## Selected extract
—————
This article investigates how a simple but elegant technique, which our master builders of yore had learnt from nature, can reduce cooling load in air conditioned halls. Sheetal Minar at the CII Sohrabji Godrej Green Building Center at Hyderabad, the subject of this article, has virtually eliminated the fresh air load of the air conditioning system.
There are two ways to lower energy bills – increase the efficiency or reduce the load. Much has been written about increasing the energy efficiency; this article is about reducing the load on the air conditioning system. The method described is rooted in our Indian heritage.
Before talking about the solutions, let us understand the problem.
When reduced to basics, there are two sources of heat in a building – internal and external. Internal sources are mainly people, lights and equipment. External sources are fresh air and the sun. The problem lies in the difference between the external loads in India and those in the West and in the difference in the construction practices between the two.
In the West, the winters are long and severe; the summers are short and mild. The buildings are insulated and have low thermal mass in order to make them easier to heat and to hold the heat in. In fact, the walls of massive buildings like churches and castles remain cold and uncomfortable and drafty even after absorbing a lot of the room heat.
—————
## Material provided
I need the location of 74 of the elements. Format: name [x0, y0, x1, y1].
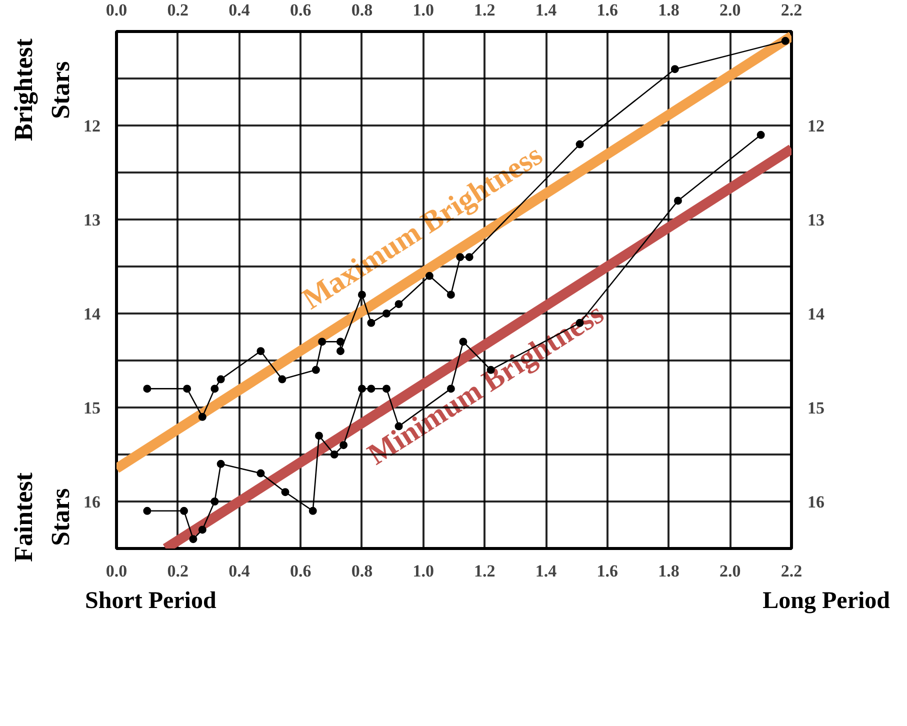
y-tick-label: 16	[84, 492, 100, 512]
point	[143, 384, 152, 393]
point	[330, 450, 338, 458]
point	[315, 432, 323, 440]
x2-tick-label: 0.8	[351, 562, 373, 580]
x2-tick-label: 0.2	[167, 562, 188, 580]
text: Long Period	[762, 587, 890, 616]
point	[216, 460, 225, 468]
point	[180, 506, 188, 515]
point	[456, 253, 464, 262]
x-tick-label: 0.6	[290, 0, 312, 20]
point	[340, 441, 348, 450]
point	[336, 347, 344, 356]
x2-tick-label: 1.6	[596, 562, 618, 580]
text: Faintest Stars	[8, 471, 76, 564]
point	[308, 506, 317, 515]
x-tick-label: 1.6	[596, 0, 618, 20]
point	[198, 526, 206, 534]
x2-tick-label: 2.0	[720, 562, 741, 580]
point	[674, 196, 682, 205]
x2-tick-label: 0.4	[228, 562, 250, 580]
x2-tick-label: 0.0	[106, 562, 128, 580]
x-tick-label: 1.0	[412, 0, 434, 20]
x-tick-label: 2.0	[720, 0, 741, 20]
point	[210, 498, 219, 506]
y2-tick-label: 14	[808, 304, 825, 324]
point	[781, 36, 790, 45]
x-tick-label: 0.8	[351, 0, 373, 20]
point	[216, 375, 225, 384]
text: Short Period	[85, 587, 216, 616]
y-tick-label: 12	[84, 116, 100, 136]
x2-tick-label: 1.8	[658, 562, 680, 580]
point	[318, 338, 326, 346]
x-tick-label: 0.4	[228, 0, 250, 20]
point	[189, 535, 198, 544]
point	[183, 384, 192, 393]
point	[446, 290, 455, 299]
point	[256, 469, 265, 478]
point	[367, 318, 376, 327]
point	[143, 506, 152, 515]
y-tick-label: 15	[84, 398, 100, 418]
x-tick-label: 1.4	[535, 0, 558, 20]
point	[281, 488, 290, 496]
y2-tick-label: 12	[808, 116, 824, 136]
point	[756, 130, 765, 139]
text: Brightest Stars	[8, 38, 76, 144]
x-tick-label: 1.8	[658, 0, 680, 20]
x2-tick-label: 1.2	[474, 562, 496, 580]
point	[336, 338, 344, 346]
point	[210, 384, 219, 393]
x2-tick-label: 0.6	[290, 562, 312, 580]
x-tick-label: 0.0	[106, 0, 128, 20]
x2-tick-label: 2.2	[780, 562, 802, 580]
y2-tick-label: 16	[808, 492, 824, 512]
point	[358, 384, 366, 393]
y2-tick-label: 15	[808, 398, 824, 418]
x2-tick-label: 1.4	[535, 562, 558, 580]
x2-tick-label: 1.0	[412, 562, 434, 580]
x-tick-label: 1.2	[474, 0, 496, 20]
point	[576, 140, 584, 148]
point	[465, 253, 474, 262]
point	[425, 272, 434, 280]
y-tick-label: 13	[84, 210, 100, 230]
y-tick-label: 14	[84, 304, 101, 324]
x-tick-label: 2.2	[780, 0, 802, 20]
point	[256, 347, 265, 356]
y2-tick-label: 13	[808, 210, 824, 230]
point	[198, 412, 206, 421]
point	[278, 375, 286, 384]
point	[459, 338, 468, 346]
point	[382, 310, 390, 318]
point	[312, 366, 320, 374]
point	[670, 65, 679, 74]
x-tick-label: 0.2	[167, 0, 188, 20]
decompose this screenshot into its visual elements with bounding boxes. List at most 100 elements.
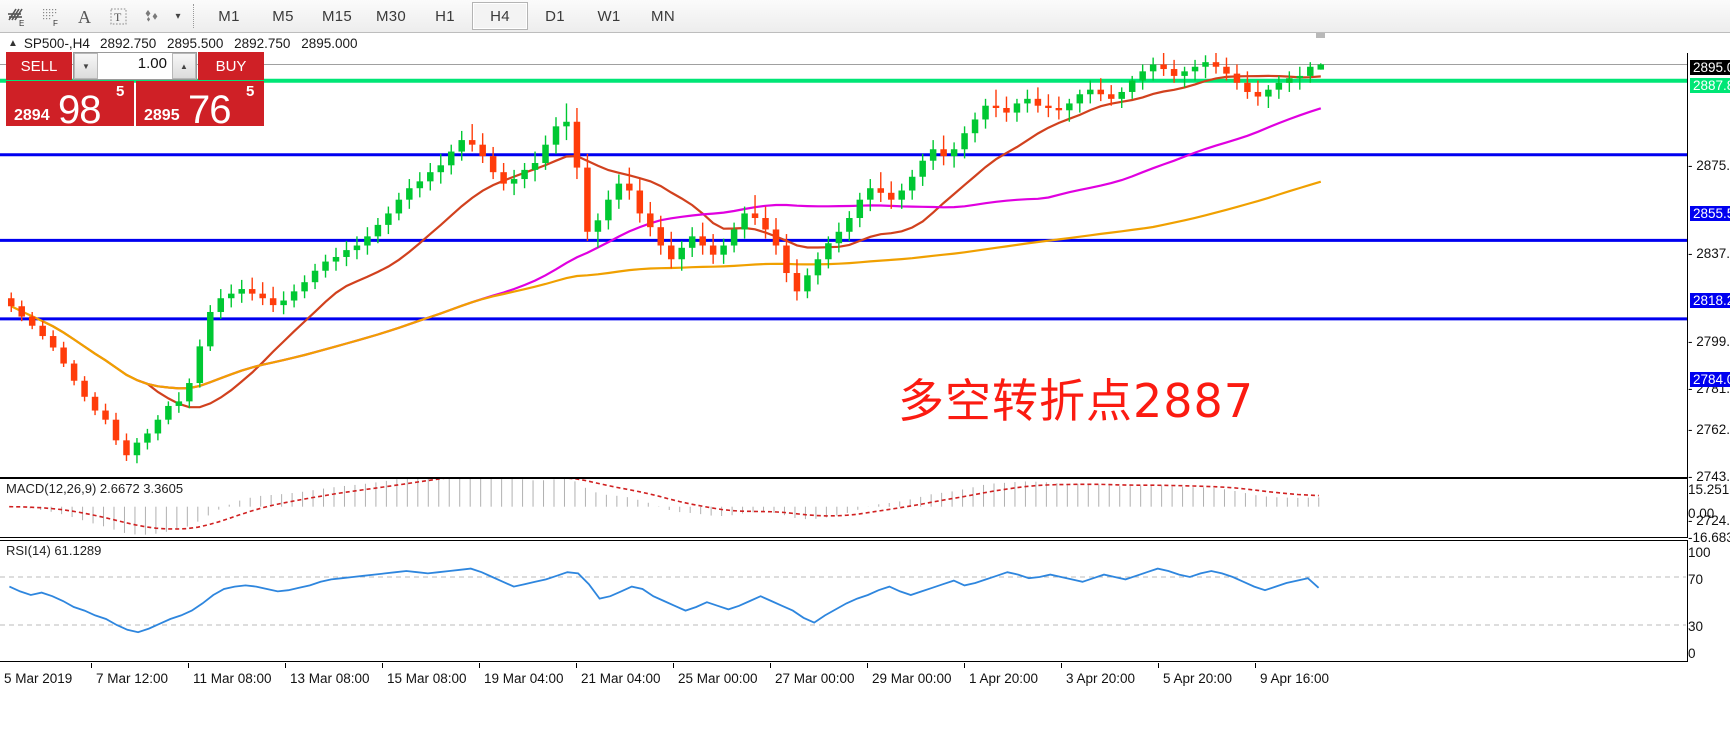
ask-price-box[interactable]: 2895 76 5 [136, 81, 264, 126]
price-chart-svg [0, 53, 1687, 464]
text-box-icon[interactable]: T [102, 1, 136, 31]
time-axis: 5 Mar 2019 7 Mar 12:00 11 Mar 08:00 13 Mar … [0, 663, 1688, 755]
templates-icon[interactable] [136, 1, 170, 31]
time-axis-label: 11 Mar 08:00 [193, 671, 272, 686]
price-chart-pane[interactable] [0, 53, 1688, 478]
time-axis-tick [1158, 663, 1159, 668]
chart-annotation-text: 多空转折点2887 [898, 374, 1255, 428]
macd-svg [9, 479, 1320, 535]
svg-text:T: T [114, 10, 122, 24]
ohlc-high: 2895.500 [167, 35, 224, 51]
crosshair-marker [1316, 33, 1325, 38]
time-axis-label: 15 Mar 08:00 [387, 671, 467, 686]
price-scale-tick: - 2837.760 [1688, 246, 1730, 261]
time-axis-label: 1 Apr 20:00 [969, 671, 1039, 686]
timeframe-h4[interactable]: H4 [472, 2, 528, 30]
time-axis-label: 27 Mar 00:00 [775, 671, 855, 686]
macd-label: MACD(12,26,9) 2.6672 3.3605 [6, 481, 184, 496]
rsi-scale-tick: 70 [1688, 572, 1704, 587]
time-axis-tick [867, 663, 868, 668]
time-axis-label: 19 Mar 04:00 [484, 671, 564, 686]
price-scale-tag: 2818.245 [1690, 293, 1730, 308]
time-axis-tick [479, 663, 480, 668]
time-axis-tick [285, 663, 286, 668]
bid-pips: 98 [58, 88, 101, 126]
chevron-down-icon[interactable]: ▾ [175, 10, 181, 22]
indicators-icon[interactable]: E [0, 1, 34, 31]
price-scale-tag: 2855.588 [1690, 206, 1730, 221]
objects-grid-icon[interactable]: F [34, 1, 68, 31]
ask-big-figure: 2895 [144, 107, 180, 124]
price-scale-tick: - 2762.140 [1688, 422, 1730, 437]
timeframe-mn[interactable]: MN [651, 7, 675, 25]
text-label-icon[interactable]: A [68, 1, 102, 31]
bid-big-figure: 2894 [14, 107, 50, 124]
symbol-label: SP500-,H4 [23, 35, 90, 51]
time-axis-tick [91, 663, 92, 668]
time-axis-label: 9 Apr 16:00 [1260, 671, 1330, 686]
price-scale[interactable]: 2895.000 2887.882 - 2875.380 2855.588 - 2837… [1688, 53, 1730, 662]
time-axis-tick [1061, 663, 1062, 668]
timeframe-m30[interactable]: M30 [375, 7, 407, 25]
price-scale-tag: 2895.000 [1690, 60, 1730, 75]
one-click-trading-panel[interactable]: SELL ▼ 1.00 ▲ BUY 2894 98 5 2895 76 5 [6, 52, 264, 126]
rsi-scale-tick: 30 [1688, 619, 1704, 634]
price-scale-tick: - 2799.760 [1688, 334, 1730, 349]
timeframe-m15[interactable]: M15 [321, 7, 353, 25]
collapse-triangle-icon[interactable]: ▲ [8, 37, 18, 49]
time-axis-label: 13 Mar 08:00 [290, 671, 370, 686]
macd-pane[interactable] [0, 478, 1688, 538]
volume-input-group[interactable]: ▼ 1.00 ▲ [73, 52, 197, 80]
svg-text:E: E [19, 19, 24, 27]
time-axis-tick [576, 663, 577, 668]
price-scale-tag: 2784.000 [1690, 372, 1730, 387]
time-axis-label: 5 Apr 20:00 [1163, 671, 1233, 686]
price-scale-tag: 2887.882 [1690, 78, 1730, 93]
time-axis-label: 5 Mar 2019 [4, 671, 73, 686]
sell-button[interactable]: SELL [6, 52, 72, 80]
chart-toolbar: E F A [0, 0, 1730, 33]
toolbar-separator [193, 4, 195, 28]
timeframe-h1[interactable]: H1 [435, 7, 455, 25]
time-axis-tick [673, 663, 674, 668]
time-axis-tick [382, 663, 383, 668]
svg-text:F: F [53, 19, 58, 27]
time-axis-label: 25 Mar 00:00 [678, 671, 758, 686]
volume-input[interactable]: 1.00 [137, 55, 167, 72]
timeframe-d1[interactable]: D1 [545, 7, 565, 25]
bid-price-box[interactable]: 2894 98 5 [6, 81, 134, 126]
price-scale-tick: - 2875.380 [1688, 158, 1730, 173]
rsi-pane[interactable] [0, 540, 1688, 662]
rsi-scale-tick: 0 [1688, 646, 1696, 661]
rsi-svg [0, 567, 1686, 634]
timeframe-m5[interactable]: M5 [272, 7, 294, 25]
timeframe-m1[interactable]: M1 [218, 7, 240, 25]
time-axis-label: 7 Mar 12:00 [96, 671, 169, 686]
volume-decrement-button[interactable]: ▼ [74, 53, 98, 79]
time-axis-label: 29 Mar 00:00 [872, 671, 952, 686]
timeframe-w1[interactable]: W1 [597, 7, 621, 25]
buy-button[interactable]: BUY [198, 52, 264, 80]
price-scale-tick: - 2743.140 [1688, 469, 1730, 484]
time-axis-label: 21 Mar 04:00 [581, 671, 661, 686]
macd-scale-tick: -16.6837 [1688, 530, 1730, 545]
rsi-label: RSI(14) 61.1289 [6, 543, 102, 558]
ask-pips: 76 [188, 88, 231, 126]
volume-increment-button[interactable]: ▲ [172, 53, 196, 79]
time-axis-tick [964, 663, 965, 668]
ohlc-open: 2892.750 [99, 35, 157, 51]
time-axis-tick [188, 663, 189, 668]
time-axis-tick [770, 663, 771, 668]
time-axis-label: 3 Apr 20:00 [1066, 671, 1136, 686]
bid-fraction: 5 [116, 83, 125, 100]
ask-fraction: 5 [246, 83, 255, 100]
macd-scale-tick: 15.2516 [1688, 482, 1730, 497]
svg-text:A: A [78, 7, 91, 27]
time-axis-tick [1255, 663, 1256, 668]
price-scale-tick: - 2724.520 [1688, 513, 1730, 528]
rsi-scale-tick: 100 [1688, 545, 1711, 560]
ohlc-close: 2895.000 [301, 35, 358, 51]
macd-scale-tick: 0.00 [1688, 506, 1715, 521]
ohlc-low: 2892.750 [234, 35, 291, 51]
—————
## What the exercise asks
Reproduce the passage on reducing air conditioning load word for word, in full. The records come from a different source than the text.

## Response to this exercise
This article investigates how a simple but elegant technique, which our master builders of yore had learnt from nature, can reduce cooling load in air conditioned halls. Sheetal Minar at the CII Sohrabji Godrej Green Building Center at Hyderabad, the subject of this article, has virtually eliminated the fresh air load of the air conditioning system.
There are two ways to lower energy bills – increase the efficiency or reduce the load. Much has been written about increasing the energy efficiency; this article is about reducing the load on the air conditioning system. The method described is rooted in our Indian heritage.
Before talking about the solutions, let us understand the problem.
When reduced to basics, there are two sources of heat in a building – internal and external. Internal sources are mainly people, lights and equipment. External sources are fresh air and the sun. The problem lies in the difference between the external loads in India and those in the West and in the difference in the construction practices between the two.
In the West, the winters are long and severe; the summers are short and mild. The buildings are insulated and have low thermal mass in order to make them easier to heat and to hold the heat in. In fact, the walls of massive buildings like churches and castles remain cold and uncomfortable and drafty even after absorbing a lot of the room heat.